GIVEN INSTRUCTION → Reproduce all of the data that follows, character for character.

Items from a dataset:
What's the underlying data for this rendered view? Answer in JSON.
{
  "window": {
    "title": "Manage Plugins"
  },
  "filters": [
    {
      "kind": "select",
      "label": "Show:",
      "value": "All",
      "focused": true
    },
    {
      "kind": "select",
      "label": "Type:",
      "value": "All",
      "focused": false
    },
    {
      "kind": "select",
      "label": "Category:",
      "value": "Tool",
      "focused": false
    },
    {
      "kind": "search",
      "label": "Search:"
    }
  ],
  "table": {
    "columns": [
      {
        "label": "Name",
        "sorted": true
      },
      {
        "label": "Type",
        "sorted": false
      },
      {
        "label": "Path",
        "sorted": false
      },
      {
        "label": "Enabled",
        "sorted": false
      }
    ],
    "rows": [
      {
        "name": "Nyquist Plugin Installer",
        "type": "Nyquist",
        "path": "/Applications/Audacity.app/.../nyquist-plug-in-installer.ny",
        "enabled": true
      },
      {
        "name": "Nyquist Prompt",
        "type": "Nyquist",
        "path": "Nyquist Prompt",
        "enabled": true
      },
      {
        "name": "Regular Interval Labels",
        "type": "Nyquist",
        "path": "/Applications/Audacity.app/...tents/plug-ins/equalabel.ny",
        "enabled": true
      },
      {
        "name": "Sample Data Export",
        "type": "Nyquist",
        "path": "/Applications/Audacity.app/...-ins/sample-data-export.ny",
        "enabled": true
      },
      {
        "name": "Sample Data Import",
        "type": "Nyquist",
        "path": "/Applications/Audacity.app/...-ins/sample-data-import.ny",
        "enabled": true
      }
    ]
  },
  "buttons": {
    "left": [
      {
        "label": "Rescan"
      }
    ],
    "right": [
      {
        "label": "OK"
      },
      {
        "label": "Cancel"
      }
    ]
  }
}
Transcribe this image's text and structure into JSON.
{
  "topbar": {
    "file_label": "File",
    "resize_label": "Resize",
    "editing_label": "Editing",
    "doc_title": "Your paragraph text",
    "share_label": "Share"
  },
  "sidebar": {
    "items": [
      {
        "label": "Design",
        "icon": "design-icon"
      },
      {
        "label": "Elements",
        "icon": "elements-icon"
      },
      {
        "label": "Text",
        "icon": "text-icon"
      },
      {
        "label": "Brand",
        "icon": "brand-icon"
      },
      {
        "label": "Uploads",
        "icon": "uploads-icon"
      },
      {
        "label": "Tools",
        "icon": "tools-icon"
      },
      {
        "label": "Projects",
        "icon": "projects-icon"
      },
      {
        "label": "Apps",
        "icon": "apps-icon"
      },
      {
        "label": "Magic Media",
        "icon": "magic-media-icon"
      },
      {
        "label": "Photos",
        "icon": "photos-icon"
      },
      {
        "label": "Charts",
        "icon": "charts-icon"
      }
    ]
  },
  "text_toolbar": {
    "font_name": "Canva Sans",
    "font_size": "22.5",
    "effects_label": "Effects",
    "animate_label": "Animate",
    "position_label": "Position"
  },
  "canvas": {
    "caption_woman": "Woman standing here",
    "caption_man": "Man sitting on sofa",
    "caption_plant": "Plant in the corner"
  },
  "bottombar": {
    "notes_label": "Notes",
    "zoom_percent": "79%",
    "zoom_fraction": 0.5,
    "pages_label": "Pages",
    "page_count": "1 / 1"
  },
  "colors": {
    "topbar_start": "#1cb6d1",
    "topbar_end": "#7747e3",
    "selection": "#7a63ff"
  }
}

THE SOLUTION →
What's the underlying data for this rendered view? Answer in JSON.
{
  "window": {
    "title": "Manage Plugins"
  },
  "filters": [
    {
      "kind": "select",
      "label": "Show:",
      "value": "All",
      "focused": true
    },
    {
      "kind": "select",
      "label": "Type:",
      "value": "All",
      "focused": false
    },
    {
      "kind": "select",
      "label": "Category:",
      "value": "Tool",
      "focused": false
    },
    {
      "kind": "search",
      "label": "Search:"
    }
  ],
  "table": {
    "columns": [
      {
        "label": "Name",
        "sorted": true
      },
      {
        "label": "Type",
        "sorted": false
      },
      {
        "label": "Path",
        "sorted": false
      },
      {
        "label": "Enabled",
        "sorted": false
      }
    ],
    "rows": [
      {
        "name": "Nyquist Plugin Installer",
        "type": "Nyquist",
        "path": "/Applications/Audacity.app/.../nyquist-plug-in-installer.ny",
        "enabled": true
      },
      {
        "name": "Nyquist Prompt",
        "type": "Nyquist",
        "path": "Nyquist Prompt",
        "enabled": true
      },
      {
        "name": "Regular Interval Labels",
        "type": "Nyquist",
        "path": "/Applications/Audacity.app/...tents/plug-ins/equalabel.ny",
        "enabled": true
      },
      {
        "name": "Sample Data Export",
        "type": "Nyquist",
        "path": "/Applications/Audacity.app/...-ins/sample-data-export.ny",
        "enabled": true
      },
      {
        "name": "Sample Data Import",
        "type": "Nyquist",
        "path": "/Applications/Audacity.app/...-ins/sample-data-import.ny",
        "enabled": true
      }
    ]
  },
  "buttons": {
    "left": [
      {
        "label": "Rescan"
      }
    ],
    "right": [
      {
        "label": "OK"
      },
      {
        "label": "Cancel"
      }
    ]
  }
}
Transcribe this image's text and structure into JSON.
{
  "topbar": {
    "file_label": "File",
    "resize_label": "Resize",
    "editing_label": "Editing",
    "doc_title": "Your paragraph text",
    "share_label": "Share"
  },
  "sidebar": {
    "items": [
      {
        "label": "Design",
        "icon": "design-icon"
      },
      {
        "label": "Elements",
        "icon": "elements-icon"
      },
      {
        "label": "Text",
        "icon": "text-icon"
      },
      {
        "label": "Brand",
        "icon": "brand-icon"
      },
      {
        "label": "Uploads",
        "icon": "uploads-icon"
      },
      {
        "label": "Tools",
        "icon": "tools-icon"
      },
      {
        "label": "Projects",
        "icon": "projects-icon"
      },
      {
        "label": "Apps",
        "icon": "apps-icon"
      },
      {
        "label": "Magic Media",
        "icon": "magic-media-icon"
      },
      {
        "label": "Photos",
        "icon": "photos-icon"
      },
      {
        "label": "Charts",
        "icon": "charts-icon"
      }
    ]
  },
  "text_toolbar": {
    "font_name": "Canva Sans",
    "font_size": "22.5",
    "effects_label": "Effects",
    "animate_label": "Animate",
    "position_label": "Position"
  },
  "canvas": {
    "caption_woman": "Woman standing here",
    "caption_man": "Man sitting on sofa",
    "caption_plant": "Plant in the corner"
  },
  "bottombar": {
    "notes_label": "Notes",
    "zoom_percent": "79%",
    "zoom_fraction": 0.5,
    "pages_label": "Pages",
    "page_count": "1 / 1"
  },
  "colors": {
    "topbar_start": "#1cb6d1",
    "topbar_end": "#7747e3",
    "selection": "#7a63ff"
  }
}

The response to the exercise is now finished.